__Available records__
━━━━━━━━━━━━━━━━━━━━

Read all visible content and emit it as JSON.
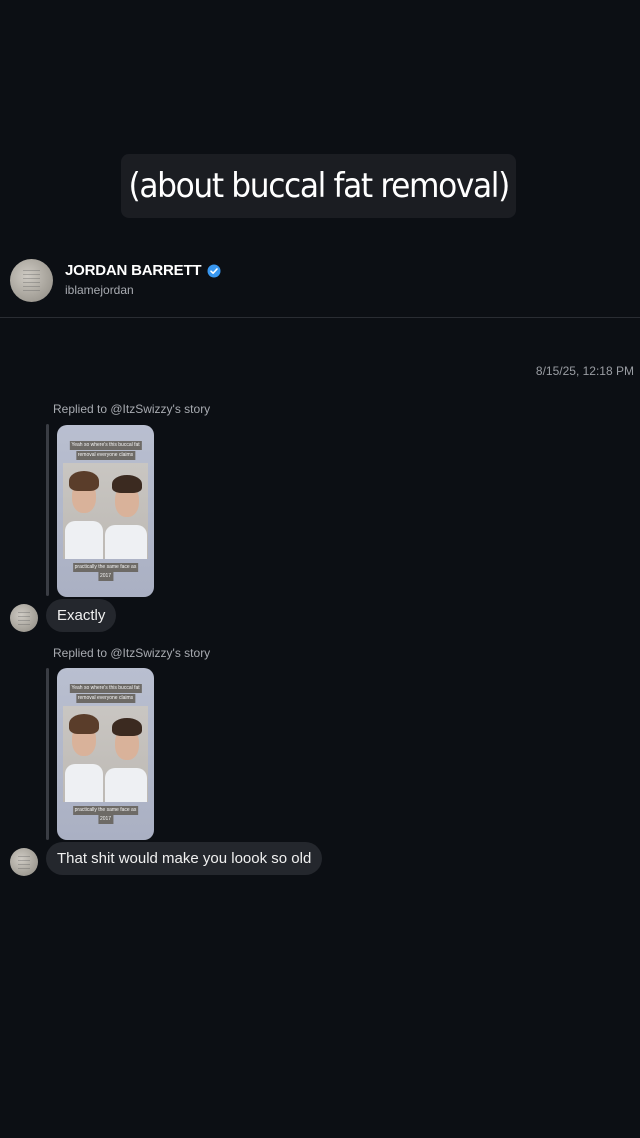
{
  "caption": "(about buccal fat removal)",
  "header": {
    "name": "JORDAN BARRETT",
    "handle": "iblamejordan"
  },
  "timestamp": "8/15/25, 12:18 PM",
  "messages": [
    {
      "reply_label": "Replied to @ItzSwizzy's story",
      "story_caption_top_1": "Yeah so where's this buccal fat",
      "story_caption_top_2": "removal everyone claims",
      "story_caption_bottom_1": "practically the same face as",
      "story_caption_bottom_2": "2017",
      "text": "Exactly"
    },
    {
      "reply_label": "Replied to @ItzSwizzy's story",
      "story_caption_top_1": "Yeah so where's this buccal fat",
      "story_caption_top_2": "removal everyone claims",
      "story_caption_bottom_1": "practically the same face as",
      "story_caption_bottom_2": "2017",
      "text": "That shit would make you loook so old"
    }
  ],
  "colors": {
    "background": "#0c0f14",
    "bubble": "#24272d",
    "verified": "#3897f0"
  }
}
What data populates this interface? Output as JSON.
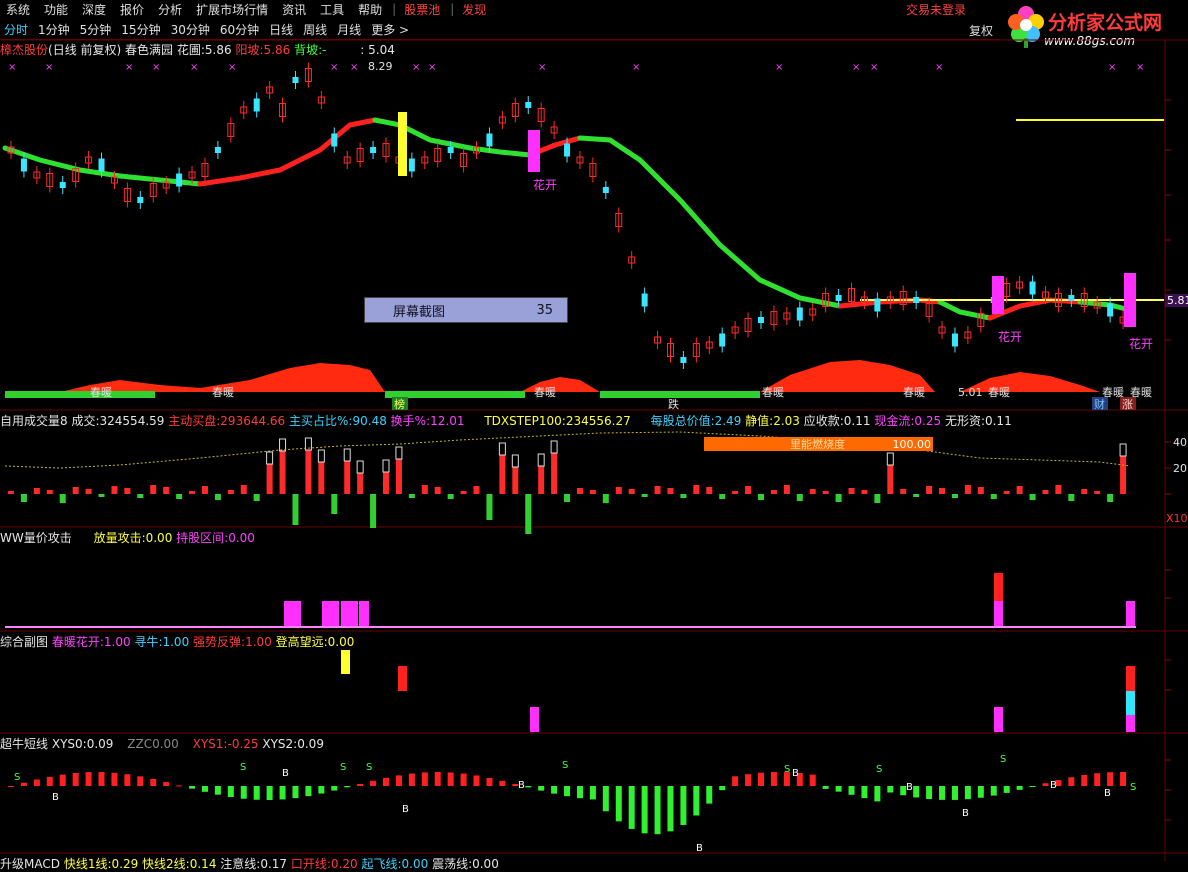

━━━━━━━━━━━━━━━━━━━━

__The problem__
Lines containing the string "text" are to be selected and copied.

__Expected answer__
      "text": "Exactly"
      "text": "That shit would make you loook so old"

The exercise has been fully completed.